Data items
• • • • • • •

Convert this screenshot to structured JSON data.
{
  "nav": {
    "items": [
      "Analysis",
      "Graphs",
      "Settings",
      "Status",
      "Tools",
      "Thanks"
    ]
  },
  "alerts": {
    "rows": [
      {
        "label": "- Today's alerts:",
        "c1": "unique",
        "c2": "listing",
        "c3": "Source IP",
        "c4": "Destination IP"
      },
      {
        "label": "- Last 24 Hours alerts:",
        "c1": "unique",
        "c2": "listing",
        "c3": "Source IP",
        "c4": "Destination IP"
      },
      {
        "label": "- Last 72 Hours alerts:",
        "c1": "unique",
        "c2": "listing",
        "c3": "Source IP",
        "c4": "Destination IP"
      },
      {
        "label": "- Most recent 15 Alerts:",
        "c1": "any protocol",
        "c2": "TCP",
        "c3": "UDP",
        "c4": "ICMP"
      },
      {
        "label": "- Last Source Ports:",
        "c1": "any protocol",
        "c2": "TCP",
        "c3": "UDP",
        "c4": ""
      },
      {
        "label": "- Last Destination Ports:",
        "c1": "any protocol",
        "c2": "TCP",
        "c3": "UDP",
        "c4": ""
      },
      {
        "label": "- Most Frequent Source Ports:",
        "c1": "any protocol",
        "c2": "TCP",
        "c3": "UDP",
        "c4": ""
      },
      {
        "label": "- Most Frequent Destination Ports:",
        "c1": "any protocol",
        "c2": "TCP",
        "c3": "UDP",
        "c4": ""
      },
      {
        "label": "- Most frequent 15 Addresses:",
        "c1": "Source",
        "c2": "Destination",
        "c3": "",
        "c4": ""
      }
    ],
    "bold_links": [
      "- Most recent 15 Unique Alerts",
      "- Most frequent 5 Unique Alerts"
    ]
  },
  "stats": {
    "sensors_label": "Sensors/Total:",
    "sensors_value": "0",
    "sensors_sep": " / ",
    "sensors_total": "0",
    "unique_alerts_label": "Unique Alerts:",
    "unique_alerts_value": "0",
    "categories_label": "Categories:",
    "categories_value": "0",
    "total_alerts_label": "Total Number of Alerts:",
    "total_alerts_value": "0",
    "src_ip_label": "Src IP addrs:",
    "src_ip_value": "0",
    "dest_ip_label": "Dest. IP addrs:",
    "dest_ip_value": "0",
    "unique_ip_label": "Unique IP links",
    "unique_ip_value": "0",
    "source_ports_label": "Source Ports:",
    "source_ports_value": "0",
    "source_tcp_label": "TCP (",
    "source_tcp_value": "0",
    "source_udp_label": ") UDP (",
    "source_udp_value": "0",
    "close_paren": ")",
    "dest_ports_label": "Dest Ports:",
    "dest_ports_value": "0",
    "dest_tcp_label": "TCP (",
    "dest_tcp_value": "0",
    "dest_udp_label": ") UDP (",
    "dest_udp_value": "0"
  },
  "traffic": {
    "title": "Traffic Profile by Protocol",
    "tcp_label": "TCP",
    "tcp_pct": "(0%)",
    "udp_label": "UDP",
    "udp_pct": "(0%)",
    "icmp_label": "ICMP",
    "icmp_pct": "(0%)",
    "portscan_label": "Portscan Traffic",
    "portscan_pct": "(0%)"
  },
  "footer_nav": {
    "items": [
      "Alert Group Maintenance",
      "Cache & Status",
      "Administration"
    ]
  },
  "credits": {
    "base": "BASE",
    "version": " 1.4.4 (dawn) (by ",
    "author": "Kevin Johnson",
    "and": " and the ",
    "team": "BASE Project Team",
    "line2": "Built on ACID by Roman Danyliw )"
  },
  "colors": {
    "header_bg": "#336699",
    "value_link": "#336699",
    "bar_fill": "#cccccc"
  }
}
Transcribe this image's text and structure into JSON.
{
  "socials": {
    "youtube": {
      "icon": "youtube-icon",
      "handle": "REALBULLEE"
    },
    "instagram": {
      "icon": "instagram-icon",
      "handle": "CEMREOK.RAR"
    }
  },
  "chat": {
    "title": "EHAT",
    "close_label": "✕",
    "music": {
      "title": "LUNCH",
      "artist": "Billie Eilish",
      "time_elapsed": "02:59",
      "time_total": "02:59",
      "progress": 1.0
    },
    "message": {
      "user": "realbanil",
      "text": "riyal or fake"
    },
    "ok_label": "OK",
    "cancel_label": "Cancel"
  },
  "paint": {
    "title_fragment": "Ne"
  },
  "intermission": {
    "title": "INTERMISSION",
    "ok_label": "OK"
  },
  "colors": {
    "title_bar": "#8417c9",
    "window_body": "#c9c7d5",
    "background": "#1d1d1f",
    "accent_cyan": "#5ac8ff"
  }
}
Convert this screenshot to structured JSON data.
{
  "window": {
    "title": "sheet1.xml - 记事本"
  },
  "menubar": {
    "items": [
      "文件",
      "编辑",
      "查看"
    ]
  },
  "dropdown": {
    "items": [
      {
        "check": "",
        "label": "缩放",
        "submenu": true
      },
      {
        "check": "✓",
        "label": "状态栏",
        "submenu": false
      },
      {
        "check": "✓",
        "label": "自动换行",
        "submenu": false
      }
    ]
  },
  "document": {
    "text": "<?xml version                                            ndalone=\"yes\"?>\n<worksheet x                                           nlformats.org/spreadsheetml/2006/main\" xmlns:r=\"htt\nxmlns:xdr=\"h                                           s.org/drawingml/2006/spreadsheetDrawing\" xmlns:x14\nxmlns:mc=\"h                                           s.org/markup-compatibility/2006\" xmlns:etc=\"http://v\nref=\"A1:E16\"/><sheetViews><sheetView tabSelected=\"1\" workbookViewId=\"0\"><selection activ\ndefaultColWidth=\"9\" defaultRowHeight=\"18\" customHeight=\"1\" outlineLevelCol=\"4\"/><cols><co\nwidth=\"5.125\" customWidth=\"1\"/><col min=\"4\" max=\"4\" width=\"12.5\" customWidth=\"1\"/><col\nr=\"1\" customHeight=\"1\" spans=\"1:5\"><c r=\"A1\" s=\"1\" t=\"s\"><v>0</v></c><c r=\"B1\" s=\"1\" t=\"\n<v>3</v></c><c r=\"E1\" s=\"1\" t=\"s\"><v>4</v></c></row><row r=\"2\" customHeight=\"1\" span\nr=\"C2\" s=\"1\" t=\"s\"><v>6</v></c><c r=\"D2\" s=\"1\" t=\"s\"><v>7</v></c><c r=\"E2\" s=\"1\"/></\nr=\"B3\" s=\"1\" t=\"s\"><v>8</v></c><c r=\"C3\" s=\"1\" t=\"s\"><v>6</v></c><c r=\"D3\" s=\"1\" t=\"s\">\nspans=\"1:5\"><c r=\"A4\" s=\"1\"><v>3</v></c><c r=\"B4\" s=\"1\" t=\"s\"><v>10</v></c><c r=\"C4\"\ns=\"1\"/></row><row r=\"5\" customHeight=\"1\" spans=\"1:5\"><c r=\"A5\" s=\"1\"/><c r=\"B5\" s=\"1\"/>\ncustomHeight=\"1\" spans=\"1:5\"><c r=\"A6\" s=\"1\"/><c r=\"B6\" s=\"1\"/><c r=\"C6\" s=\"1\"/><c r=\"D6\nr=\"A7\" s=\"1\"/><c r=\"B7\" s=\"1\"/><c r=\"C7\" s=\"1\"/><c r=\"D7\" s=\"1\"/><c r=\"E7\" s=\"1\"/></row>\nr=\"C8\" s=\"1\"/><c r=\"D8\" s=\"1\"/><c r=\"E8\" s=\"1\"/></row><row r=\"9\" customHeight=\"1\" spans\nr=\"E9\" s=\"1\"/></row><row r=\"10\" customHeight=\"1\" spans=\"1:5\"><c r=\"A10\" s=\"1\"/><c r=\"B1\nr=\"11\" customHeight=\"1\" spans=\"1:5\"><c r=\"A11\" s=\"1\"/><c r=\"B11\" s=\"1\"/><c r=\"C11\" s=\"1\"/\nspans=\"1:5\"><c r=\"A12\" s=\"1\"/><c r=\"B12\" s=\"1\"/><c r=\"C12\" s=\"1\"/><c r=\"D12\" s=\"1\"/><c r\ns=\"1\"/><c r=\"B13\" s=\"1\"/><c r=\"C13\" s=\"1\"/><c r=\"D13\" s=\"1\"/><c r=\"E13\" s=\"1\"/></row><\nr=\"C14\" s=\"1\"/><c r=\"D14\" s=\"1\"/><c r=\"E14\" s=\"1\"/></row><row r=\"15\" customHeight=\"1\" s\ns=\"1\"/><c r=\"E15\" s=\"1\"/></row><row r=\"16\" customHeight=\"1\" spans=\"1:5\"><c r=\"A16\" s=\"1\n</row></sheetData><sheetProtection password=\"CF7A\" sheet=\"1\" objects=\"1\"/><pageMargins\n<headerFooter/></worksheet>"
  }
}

• • • • • • •

# [Objective]
Only the number is wanted: how many lines in the entries above contain the word "addrs"?

# [Solution]
2